■ WHAT YOU NEED TO DO
Every line of the material below should be repeated exactly.

■ MATERIALS PROVIDED
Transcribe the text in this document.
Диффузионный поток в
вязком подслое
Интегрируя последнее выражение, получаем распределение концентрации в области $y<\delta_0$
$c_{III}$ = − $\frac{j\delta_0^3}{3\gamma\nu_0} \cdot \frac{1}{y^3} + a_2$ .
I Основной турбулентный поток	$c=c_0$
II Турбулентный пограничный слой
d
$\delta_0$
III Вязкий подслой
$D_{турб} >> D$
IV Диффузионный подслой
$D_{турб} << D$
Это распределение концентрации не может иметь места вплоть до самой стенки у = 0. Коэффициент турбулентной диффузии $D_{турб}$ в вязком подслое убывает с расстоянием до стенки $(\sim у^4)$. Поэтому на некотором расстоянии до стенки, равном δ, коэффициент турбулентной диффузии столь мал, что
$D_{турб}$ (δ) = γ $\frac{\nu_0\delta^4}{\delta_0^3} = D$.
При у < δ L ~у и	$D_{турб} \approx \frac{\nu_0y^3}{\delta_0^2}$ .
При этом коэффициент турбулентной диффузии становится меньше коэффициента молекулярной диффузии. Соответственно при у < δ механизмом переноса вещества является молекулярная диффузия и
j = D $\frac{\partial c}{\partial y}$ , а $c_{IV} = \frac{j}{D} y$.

■ SOLUTION TO THE EXERCISE
Transcribe the text in this document.
Диффузионный поток в
вязком подслое
Интегрируя последнее выражение, получаем распределение концентрации в области $y<\delta_0$
$c_{III}$ = − $\frac{j\delta_0^3}{3\gamma\nu_0} \cdot \frac{1}{y^3} + a_2$ .
I Основной турбулентный поток	$c=c_0$
II Турбулентный пограничный слой
d
$\delta_0$
III Вязкий подслой
$D_{турб} >> D$
IV Диффузионный подслой
$D_{турб} << D$
Это распределение концентрации не может иметь места вплоть до самой стенки у = 0. Коэффициент турбулентной диффузии $D_{турб}$ в вязком подслое убывает с расстоянием до стенки $(\sim у^4)$. Поэтому на некотором расстоянии до стенки, равном δ, коэффициент турбулентной диффузии столь мал, что
$D_{турб}$ (δ) = γ $\frac{\nu_0\delta^4}{\delta_0^3} = D$.
При у < δ L ~у и	$D_{турб} \approx \frac{\nu_0y^3}{\delta_0^2}$ .
При этом коэффициент турбулентной диффузии становится меньше коэффициента молекулярной диффузии. Соответственно при у < δ механизмом переноса вещества является молекулярная диффузия и
j = D $\frac{\partial c}{\partial y}$ , а $c_{IV} = \frac{j}{D} y$.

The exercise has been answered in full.